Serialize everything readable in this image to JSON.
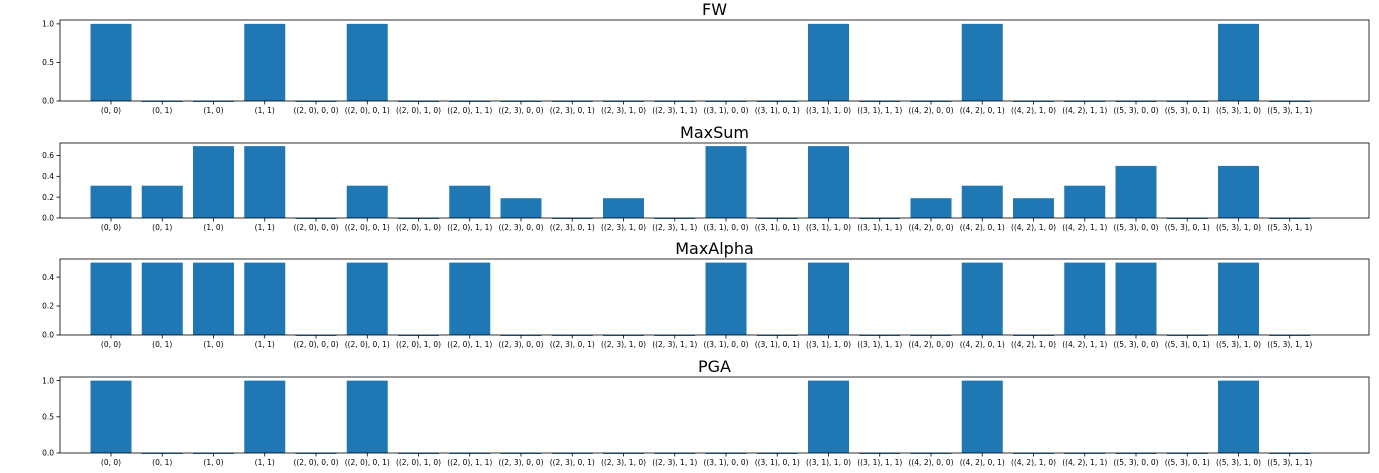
{
  "chart_data": [
    {
      "type": "bar",
      "title": "FW",
      "xlabel": "",
      "ylabel": "",
      "ylim": [
        0,
        1.05
      ],
      "yticks": [
        "0.0",
        "0.5",
        "1.0"
      ],
      "categories": [
        "(0, 0)",
        "(0, 1)",
        "(1, 0)",
        "(1, 1)",
        "((2, 0), 0, 0)",
        "((2, 0), 0, 1)",
        "((2, 0), 1, 0)",
        "((2, 0), 1, 1)",
        "((2, 3), 0, 0)",
        "((2, 3), 0, 1)",
        "((2, 3), 1, 0)",
        "((2, 3), 1, 1)",
        "((3, 1), 0, 0)",
        "((3, 1), 0, 1)",
        "((3, 1), 1, 0)",
        "((3, 1), 1, 1)",
        "((4, 2), 0, 0)",
        "((4, 2), 0, 1)",
        "((4, 2), 1, 0)",
        "((4, 2), 1, 1)",
        "((5, 3), 0, 0)",
        "((5, 3), 0, 1)",
        "((5, 3), 1, 0)",
        "((5, 3), 1, 1)"
      ],
      "values": [
        1.0,
        0.0,
        0.0,
        1.0,
        0.0,
        1.0,
        0.0,
        0.0,
        0.0,
        0.0,
        0.0,
        0.0,
        0.0,
        0.0,
        1.0,
        0.0,
        0.0,
        1.0,
        0.0,
        0.0,
        0.0,
        0.0,
        1.0,
        0.0
      ],
      "color": "#1f77b4"
    },
    {
      "type": "bar",
      "title": "MaxSum",
      "xlabel": "",
      "ylabel": "",
      "ylim": [
        0,
        0.72
      ],
      "yticks": [
        "0.0",
        "0.2",
        "0.4",
        "0.6"
      ],
      "categories": [
        "(0, 0)",
        "(0, 1)",
        "(1, 0)",
        "(1, 1)",
        "((2, 0), 0, 0)",
        "((2, 0), 0, 1)",
        "((2, 0), 1, 0)",
        "((2, 0), 1, 1)",
        "((2, 3), 0, 0)",
        "((2, 3), 0, 1)",
        "((2, 3), 1, 0)",
        "((2, 3), 1, 1)",
        "((3, 1), 0, 0)",
        "((3, 1), 0, 1)",
        "((3, 1), 1, 0)",
        "((3, 1), 1, 1)",
        "((4, 2), 0, 0)",
        "((4, 2), 0, 1)",
        "((4, 2), 1, 0)",
        "((4, 2), 1, 1)",
        "((5, 3), 0, 0)",
        "((5, 3), 0, 1)",
        "((5, 3), 1, 0)",
        "((5, 3), 1, 1)"
      ],
      "values": [
        0.31,
        0.31,
        0.69,
        0.69,
        0.0,
        0.31,
        0.0,
        0.31,
        0.19,
        0.0,
        0.19,
        0.0,
        0.69,
        0.0,
        0.69,
        0.0,
        0.19,
        0.31,
        0.19,
        0.31,
        0.5,
        0.0,
        0.5,
        0.0
      ],
      "color": "#1f77b4"
    },
    {
      "type": "bar",
      "title": "MaxAlpha",
      "xlabel": "",
      "ylabel": "",
      "ylim": [
        0,
        0.525
      ],
      "yticks": [
        "0.0",
        "0.2",
        "0.4"
      ],
      "categories": [
        "(0, 0)",
        "(0, 1)",
        "(1, 0)",
        "(1, 1)",
        "((2, 0), 0, 0)",
        "((2, 0), 0, 1)",
        "((2, 0), 1, 0)",
        "((2, 0), 1, 1)",
        "((2, 3), 0, 0)",
        "((2, 3), 0, 1)",
        "((2, 3), 1, 0)",
        "((2, 3), 1, 1)",
        "((3, 1), 0, 0)",
        "((3, 1), 0, 1)",
        "((3, 1), 1, 0)",
        "((3, 1), 1, 1)",
        "((4, 2), 0, 0)",
        "((4, 2), 0, 1)",
        "((4, 2), 1, 0)",
        "((4, 2), 1, 1)",
        "((5, 3), 0, 0)",
        "((5, 3), 0, 1)",
        "((5, 3), 1, 0)",
        "((5, 3), 1, 1)"
      ],
      "values": [
        0.5,
        0.5,
        0.5,
        0.5,
        0.0,
        0.5,
        0.0,
        0.5,
        0.0,
        0.0,
        0.0,
        0.0,
        0.5,
        0.0,
        0.5,
        0.0,
        0.0,
        0.5,
        0.0,
        0.5,
        0.5,
        0.0,
        0.5,
        0.0
      ],
      "color": "#1f77b4"
    },
    {
      "type": "bar",
      "title": "PGA",
      "xlabel": "",
      "ylabel": "",
      "ylim": [
        0,
        1.05
      ],
      "yticks": [
        "0.0",
        "0.5",
        "1.0"
      ],
      "categories": [
        "(0, 0)",
        "(0, 1)",
        "(1, 0)",
        "(1, 1)",
        "((2, 0), 0, 0)",
        "((2, 0), 0, 1)",
        "((2, 0), 1, 0)",
        "((2, 0), 1, 1)",
        "((2, 3), 0, 0)",
        "((2, 3), 0, 1)",
        "((2, 3), 1, 0)",
        "((2, 3), 1, 1)",
        "((3, 1), 0, 0)",
        "((3, 1), 0, 1)",
        "((3, 1), 1, 0)",
        "((3, 1), 1, 1)",
        "((4, 2), 0, 0)",
        "((4, 2), 0, 1)",
        "((4, 2), 1, 0)",
        "((4, 2), 1, 1)",
        "((5, 3), 0, 0)",
        "((5, 3), 0, 1)",
        "((5, 3), 1, 0)",
        "((5, 3), 1, 1)"
      ],
      "values": [
        1.0,
        0.0,
        0.0,
        1.0,
        0.0,
        1.0,
        0.0,
        0.0,
        0.0,
        0.0,
        0.0,
        0.0,
        0.0,
        0.0,
        1.0,
        0.0,
        0.0,
        1.0,
        0.0,
        0.0,
        0.0,
        0.0,
        1.0,
        0.0
      ],
      "color": "#1f77b4"
    }
  ]
}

---

= Task to carry out =
Without the pictures, transcribe the listing above exactly.

= Problem solution =
Serialize everything readable in this image to JSON.
{
  "chart_data": [
    {
      "type": "bar",
      "title": "FW",
      "xlabel": "",
      "ylabel": "",
      "ylim": [
        0,
        1.05
      ],
      "yticks": [
        "0.0",
        "0.5",
        "1.0"
      ],
      "categories": [
        "(0, 0)",
        "(0, 1)",
        "(1, 0)",
        "(1, 1)",
        "((2, 0), 0, 0)",
        "((2, 0), 0, 1)",
        "((2, 0), 1, 0)",
        "((2, 0), 1, 1)",
        "((2, 3), 0, 0)",
        "((2, 3), 0, 1)",
        "((2, 3), 1, 0)",
        "((2, 3), 1, 1)",
        "((3, 1), 0, 0)",
        "((3, 1), 0, 1)",
        "((3, 1), 1, 0)",
        "((3, 1), 1, 1)",
        "((4, 2), 0, 0)",
        "((4, 2), 0, 1)",
        "((4, 2), 1, 0)",
        "((4, 2), 1, 1)",
        "((5, 3), 0, 0)",
        "((5, 3), 0, 1)",
        "((5, 3), 1, 0)",
        "((5, 3), 1, 1)"
      ],
      "values": [
        1.0,
        0.0,
        0.0,
        1.0,
        0.0,
        1.0,
        0.0,
        0.0,
        0.0,
        0.0,
        0.0,
        0.0,
        0.0,
        0.0,
        1.0,
        0.0,
        0.0,
        1.0,
        0.0,
        0.0,
        0.0,
        0.0,
        1.0,
        0.0
      ],
      "color": "#1f77b4"
    },
    {
      "type": "bar",
      "title": "MaxSum",
      "xlabel": "",
      "ylabel": "",
      "ylim": [
        0,
        0.72
      ],
      "yticks": [
        "0.0",
        "0.2",
        "0.4",
        "0.6"
      ],
      "categories": [
        "(0, 0)",
        "(0, 1)",
        "(1, 0)",
        "(1, 1)",
        "((2, 0), 0, 0)",
        "((2, 0), 0, 1)",
        "((2, 0), 1, 0)",
        "((2, 0), 1, 1)",
        "((2, 3), 0, 0)",
        "((2, 3), 0, 1)",
        "((2, 3), 1, 0)",
        "((2, 3), 1, 1)",
        "((3, 1), 0, 0)",
        "((3, 1), 0, 1)",
        "((3, 1), 1, 0)",
        "((3, 1), 1, 1)",
        "((4, 2), 0, 0)",
        "((4, 2), 0, 1)",
        "((4, 2), 1, 0)",
        "((4, 2), 1, 1)",
        "((5, 3), 0, 0)",
        "((5, 3), 0, 1)",
        "((5, 3), 1, 0)",
        "((5, 3), 1, 1)"
      ],
      "values": [
        0.31,
        0.31,
        0.69,
        0.69,
        0.0,
        0.31,
        0.0,
        0.31,
        0.19,
        0.0,
        0.19,
        0.0,
        0.69,
        0.0,
        0.69,
        0.0,
        0.19,
        0.31,
        0.19,
        0.31,
        0.5,
        0.0,
        0.5,
        0.0
      ],
      "color": "#1f77b4"
    },
    {
      "type": "bar",
      "title": "MaxAlpha",
      "xlabel": "",
      "ylabel": "",
      "ylim": [
        0,
        0.525
      ],
      "yticks": [
        "0.0",
        "0.2",
        "0.4"
      ],
      "categories": [
        "(0, 0)",
        "(0, 1)",
        "(1, 0)",
        "(1, 1)",
        "((2, 0), 0, 0)",
        "((2, 0), 0, 1)",
        "((2, 0), 1, 0)",
        "((2, 0), 1, 1)",
        "((2, 3), 0, 0)",
        "((2, 3), 0, 1)",
        "((2, 3), 1, 0)",
        "((2, 3), 1, 1)",
        "((3, 1), 0, 0)",
        "((3, 1), 0, 1)",
        "((3, 1), 1, 0)",
        "((3, 1), 1, 1)",
        "((4, 2), 0, 0)",
        "((4, 2), 0, 1)",
        "((4, 2), 1, 0)",
        "((4, 2), 1, 1)",
        "((5, 3), 0, 0)",
        "((5, 3), 0, 1)",
        "((5, 3), 1, 0)",
        "((5, 3), 1, 1)"
      ],
      "values": [
        0.5,
        0.5,
        0.5,
        0.5,
        0.0,
        0.5,
        0.0,
        0.5,
        0.0,
        0.0,
        0.0,
        0.0,
        0.5,
        0.0,
        0.5,
        0.0,
        0.0,
        0.5,
        0.0,
        0.5,
        0.5,
        0.0,
        0.5,
        0.0
      ],
      "color": "#1f77b4"
    },
    {
      "type": "bar",
      "title": "PGA",
      "xlabel": "",
      "ylabel": "",
      "ylim": [
        0,
        1.05
      ],
      "yticks": [
        "0.0",
        "0.5",
        "1.0"
      ],
      "categories": [
        "(0, 0)",
        "(0, 1)",
        "(1, 0)",
        "(1, 1)",
        "((2, 0), 0, 0)",
        "((2, 0), 0, 1)",
        "((2, 0), 1, 0)",
        "((2, 0), 1, 1)",
        "((2, 3), 0, 0)",
        "((2, 3), 0, 1)",
        "((2, 3), 1, 0)",
        "((2, 3), 1, 1)",
        "((3, 1), 0, 0)",
        "((3, 1), 0, 1)",
        "((3, 1), 1, 0)",
        "((3, 1), 1, 1)",
        "((4, 2), 0, 0)",
        "((4, 2), 0, 1)",
        "((4, 2), 1, 0)",
        "((4, 2), 1, 1)",
        "((5, 3), 0, 0)",
        "((5, 3), 0, 1)",
        "((5, 3), 1, 0)",
        "((5, 3), 1, 1)"
      ],
      "values": [
        1.0,
        0.0,
        0.0,
        1.0,
        0.0,
        1.0,
        0.0,
        0.0,
        0.0,
        0.0,
        0.0,
        0.0,
        0.0,
        0.0,
        1.0,
        0.0,
        0.0,
        1.0,
        0.0,
        0.0,
        0.0,
        0.0,
        1.0,
        0.0
      ],
      "color": "#1f77b4"
    }
  ]
}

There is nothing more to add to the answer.